# What is required
In the following material, identify every line holding the string "Decoration" and return it.

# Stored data
• • • • •

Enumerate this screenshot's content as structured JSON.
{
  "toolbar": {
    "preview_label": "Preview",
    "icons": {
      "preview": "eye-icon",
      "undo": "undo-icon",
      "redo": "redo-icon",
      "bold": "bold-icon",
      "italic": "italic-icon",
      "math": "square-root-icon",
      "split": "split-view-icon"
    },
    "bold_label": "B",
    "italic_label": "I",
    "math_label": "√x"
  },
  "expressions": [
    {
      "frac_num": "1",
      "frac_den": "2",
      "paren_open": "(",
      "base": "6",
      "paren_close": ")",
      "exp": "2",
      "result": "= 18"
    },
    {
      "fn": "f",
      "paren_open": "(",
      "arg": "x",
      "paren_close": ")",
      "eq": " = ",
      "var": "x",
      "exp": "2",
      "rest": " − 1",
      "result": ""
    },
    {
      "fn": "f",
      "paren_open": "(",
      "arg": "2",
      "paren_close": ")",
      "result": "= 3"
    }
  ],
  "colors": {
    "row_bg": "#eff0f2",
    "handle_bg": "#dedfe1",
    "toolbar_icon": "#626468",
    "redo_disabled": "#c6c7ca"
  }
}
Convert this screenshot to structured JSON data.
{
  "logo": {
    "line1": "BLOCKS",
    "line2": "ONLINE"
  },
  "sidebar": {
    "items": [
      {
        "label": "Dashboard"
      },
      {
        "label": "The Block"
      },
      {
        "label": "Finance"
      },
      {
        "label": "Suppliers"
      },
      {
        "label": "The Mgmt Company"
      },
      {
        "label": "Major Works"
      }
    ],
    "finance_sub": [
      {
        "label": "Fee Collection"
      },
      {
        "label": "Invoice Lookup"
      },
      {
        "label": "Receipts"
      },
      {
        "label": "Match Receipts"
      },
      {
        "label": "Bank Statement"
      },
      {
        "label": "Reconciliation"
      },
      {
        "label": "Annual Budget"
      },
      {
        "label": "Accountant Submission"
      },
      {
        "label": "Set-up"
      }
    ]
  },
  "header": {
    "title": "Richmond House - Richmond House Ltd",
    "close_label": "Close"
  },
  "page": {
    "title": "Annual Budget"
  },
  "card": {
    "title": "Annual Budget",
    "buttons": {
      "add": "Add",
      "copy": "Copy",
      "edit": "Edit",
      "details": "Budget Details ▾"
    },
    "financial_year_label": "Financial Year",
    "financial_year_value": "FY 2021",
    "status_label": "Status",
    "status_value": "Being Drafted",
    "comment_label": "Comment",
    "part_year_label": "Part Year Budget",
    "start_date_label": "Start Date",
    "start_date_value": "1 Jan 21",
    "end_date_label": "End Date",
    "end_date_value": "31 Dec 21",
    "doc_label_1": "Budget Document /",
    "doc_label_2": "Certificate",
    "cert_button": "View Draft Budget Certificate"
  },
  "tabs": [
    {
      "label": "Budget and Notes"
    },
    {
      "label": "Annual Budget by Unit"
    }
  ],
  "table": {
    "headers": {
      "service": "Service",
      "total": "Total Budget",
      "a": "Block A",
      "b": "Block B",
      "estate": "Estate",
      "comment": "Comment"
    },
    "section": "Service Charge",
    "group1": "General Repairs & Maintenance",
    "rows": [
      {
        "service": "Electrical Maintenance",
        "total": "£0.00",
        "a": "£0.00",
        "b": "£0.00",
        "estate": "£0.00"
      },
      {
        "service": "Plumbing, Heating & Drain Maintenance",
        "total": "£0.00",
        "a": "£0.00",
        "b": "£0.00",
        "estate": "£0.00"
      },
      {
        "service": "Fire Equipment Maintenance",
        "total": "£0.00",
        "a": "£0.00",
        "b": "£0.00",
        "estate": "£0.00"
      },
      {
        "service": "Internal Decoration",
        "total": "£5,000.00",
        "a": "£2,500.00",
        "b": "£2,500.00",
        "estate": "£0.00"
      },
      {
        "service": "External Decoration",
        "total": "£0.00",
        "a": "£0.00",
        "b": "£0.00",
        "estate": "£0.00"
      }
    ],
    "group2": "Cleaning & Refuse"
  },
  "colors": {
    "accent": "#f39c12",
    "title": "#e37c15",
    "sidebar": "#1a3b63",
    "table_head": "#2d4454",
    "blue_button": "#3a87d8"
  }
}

• • • • •

# Full solution
        "service": "Internal Decoration",
        "service": "External Decoration",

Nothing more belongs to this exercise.